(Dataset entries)
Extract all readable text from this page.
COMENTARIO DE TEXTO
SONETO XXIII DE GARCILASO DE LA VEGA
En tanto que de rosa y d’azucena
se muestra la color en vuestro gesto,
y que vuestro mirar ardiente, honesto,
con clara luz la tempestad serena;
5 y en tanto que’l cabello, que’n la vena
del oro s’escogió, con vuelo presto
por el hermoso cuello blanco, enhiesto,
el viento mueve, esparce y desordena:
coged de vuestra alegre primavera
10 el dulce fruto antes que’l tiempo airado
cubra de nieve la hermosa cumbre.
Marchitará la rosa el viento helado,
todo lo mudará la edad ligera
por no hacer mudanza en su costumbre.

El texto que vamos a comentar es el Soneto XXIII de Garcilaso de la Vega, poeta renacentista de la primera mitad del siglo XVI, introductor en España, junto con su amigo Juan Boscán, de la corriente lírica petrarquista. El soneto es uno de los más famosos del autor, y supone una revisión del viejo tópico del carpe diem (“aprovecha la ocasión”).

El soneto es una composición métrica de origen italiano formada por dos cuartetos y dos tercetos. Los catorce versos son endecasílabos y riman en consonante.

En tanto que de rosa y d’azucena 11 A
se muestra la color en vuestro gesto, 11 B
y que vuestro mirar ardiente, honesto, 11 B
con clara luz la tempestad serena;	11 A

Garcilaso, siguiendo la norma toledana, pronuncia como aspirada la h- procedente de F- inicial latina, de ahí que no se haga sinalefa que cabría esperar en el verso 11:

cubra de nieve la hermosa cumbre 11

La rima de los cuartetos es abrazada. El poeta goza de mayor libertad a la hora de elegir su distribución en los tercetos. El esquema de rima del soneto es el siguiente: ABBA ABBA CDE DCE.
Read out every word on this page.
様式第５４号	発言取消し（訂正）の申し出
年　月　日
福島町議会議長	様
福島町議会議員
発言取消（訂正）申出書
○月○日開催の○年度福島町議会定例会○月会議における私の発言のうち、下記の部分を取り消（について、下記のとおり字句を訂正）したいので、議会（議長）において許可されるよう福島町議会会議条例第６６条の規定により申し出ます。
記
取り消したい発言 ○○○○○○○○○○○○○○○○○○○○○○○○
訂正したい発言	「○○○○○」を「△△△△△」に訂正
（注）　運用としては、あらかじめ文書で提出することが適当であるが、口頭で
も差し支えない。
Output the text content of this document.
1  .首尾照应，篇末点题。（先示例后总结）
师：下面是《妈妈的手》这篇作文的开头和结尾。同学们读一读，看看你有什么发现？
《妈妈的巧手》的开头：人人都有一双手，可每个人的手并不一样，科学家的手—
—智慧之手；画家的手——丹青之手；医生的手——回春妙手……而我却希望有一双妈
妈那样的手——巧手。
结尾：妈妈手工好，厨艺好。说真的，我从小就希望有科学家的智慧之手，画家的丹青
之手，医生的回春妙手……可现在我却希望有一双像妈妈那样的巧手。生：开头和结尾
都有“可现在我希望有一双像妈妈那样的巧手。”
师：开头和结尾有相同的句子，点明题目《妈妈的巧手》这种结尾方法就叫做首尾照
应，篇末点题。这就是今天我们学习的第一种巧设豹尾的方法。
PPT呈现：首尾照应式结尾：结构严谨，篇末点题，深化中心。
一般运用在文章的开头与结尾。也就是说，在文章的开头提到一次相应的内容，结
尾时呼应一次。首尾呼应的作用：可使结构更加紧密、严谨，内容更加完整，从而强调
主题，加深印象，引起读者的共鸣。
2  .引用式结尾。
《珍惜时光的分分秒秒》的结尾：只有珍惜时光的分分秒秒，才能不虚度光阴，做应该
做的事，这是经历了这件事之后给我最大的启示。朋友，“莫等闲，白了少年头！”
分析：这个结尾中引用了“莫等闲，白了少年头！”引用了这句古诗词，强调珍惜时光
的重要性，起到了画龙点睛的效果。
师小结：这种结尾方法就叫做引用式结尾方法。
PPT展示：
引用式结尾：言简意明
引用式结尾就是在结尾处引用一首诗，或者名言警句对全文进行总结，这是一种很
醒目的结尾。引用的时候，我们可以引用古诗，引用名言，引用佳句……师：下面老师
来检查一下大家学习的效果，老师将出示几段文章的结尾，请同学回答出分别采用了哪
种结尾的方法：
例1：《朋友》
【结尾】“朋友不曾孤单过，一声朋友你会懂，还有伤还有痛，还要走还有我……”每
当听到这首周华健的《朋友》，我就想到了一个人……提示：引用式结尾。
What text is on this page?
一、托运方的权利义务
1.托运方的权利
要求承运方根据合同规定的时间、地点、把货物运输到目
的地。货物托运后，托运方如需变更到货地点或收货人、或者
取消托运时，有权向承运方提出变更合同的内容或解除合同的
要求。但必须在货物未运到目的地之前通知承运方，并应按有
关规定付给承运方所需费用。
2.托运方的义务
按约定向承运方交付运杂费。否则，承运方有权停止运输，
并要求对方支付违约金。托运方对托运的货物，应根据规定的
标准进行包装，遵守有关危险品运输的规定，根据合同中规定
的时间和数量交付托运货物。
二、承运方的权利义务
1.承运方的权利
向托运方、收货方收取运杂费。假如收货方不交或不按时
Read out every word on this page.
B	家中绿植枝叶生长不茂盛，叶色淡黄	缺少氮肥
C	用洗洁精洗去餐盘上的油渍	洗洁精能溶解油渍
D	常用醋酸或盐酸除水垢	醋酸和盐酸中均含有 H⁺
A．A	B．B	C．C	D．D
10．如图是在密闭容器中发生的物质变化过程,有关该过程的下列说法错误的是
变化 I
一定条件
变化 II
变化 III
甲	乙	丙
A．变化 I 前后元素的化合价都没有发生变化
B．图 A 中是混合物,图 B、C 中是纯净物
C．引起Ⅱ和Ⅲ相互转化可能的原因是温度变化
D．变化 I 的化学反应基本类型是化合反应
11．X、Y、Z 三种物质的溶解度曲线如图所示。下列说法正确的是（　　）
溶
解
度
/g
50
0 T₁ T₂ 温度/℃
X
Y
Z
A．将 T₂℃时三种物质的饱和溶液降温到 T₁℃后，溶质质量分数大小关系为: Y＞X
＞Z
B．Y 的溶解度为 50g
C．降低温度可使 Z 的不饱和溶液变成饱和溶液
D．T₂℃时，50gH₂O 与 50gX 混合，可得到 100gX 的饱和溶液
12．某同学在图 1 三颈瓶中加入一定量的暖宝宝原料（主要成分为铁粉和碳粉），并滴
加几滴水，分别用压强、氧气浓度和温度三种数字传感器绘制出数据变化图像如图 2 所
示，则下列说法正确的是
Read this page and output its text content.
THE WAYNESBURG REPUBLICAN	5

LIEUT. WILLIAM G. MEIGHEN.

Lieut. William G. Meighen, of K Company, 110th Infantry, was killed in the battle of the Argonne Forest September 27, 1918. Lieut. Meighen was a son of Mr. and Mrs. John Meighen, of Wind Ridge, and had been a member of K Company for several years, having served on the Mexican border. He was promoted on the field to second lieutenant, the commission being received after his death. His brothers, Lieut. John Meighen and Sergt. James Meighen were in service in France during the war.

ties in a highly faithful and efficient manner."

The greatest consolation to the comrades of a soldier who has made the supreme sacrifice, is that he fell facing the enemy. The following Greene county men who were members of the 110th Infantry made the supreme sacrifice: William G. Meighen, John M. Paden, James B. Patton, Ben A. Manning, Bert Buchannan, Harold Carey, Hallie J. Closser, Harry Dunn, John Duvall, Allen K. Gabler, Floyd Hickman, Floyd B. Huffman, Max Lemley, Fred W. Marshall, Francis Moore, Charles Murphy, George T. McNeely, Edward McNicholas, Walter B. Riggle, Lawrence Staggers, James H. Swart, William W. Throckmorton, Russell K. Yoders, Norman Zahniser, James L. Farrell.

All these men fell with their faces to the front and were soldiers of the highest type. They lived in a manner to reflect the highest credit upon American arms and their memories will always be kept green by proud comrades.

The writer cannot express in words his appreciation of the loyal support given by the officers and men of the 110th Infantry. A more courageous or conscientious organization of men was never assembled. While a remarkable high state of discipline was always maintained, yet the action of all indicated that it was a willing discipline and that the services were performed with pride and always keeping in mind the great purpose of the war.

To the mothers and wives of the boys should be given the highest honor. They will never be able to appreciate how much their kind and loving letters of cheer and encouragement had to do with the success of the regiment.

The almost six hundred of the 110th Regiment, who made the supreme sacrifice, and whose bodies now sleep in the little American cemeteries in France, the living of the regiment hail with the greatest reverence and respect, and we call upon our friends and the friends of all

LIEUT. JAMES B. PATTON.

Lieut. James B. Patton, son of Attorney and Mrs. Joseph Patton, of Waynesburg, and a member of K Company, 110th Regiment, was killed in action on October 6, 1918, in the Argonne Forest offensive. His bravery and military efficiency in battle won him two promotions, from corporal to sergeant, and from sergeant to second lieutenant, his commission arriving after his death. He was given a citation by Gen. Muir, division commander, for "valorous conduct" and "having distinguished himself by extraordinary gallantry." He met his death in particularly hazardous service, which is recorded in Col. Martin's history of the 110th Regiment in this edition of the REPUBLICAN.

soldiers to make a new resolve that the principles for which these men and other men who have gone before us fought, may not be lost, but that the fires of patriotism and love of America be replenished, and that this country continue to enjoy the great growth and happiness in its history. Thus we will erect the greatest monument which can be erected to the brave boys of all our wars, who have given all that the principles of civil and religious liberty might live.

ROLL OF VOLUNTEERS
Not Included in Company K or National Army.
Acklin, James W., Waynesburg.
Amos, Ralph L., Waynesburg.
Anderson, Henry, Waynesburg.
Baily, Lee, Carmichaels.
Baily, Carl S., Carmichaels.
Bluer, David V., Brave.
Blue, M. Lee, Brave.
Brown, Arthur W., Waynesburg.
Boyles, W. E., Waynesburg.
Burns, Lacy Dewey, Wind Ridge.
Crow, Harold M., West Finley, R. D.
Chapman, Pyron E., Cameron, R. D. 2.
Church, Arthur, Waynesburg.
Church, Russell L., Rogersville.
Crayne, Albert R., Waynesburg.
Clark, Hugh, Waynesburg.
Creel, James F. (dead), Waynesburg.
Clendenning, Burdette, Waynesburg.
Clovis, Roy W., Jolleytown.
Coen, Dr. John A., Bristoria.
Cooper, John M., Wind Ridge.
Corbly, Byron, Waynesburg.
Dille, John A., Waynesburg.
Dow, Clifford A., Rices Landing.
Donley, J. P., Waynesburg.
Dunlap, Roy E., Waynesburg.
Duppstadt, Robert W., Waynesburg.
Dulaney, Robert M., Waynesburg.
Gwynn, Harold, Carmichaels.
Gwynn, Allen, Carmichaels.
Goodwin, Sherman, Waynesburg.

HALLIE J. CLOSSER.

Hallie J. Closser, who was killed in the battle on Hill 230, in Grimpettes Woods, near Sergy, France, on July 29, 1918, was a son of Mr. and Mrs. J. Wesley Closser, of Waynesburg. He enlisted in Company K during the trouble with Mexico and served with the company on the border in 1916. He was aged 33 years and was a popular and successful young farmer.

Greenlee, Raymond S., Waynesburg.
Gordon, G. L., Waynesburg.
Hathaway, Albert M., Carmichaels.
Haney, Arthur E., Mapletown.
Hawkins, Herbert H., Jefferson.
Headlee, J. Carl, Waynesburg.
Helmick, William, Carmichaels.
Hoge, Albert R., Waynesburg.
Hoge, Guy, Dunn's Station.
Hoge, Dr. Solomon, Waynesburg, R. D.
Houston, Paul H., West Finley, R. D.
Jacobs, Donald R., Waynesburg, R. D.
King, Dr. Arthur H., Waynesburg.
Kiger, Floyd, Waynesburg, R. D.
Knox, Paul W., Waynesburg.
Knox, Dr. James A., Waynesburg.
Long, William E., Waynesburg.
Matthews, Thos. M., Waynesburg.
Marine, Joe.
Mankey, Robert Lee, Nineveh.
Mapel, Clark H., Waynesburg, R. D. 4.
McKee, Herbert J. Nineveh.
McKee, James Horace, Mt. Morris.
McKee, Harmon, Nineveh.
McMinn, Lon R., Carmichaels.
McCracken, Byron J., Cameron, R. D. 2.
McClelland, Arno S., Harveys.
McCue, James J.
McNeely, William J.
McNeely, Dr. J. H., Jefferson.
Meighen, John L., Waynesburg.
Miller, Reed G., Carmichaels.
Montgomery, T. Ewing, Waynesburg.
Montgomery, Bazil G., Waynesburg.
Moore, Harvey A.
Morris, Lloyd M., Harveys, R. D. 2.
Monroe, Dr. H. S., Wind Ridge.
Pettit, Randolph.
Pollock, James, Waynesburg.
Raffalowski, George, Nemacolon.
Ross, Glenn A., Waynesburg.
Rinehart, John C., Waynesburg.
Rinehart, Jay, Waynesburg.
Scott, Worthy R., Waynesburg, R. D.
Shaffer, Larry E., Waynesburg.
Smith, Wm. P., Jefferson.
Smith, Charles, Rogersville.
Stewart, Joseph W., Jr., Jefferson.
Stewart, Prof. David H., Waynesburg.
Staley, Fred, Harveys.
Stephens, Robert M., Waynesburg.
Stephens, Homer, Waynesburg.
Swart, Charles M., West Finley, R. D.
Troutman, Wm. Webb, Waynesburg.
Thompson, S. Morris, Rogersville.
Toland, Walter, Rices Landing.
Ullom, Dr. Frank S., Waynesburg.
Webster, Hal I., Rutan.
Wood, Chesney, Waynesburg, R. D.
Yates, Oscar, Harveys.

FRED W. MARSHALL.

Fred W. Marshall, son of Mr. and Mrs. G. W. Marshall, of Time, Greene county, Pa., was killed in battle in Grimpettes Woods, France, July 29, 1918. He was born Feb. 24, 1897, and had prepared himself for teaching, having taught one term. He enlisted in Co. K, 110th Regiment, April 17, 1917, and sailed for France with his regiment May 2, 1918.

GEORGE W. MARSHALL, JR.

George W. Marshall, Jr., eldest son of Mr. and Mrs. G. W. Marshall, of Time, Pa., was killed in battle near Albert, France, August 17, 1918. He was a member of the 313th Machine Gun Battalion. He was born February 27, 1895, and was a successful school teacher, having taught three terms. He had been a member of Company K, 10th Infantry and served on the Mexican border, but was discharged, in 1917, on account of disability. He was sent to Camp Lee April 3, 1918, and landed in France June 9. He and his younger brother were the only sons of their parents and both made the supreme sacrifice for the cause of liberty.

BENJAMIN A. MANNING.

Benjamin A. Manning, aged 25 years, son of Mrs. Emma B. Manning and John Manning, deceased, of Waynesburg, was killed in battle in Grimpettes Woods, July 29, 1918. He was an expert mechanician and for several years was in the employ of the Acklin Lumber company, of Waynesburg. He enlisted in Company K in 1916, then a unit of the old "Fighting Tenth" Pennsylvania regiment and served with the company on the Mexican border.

## [EXERCISE DETAILS]
Where a line in the entries holds "poeta", copy that line.

## [EXERCISE RESPONSE]
El texto que vamos a comentar es el Soneto XXIII de Garcilaso de la Vega, poeta renacentista de la primera mitad del siglo XVI, introductor en España, junto con su amigo Juan Boscán, de la corriente lírica petrarquista. El soneto es uno de los más famosos del autor, y supone una revisión del viejo tópico del carpe diem (“aprovecha la ocasión”).
La rima de los cuartetos es abrazada. El poeta goza de mayor libertad a la hora de elegir su distribución en los tercetos. El esquema de rima del soneto es el siguiente: ABBA ABBA CDE DCE.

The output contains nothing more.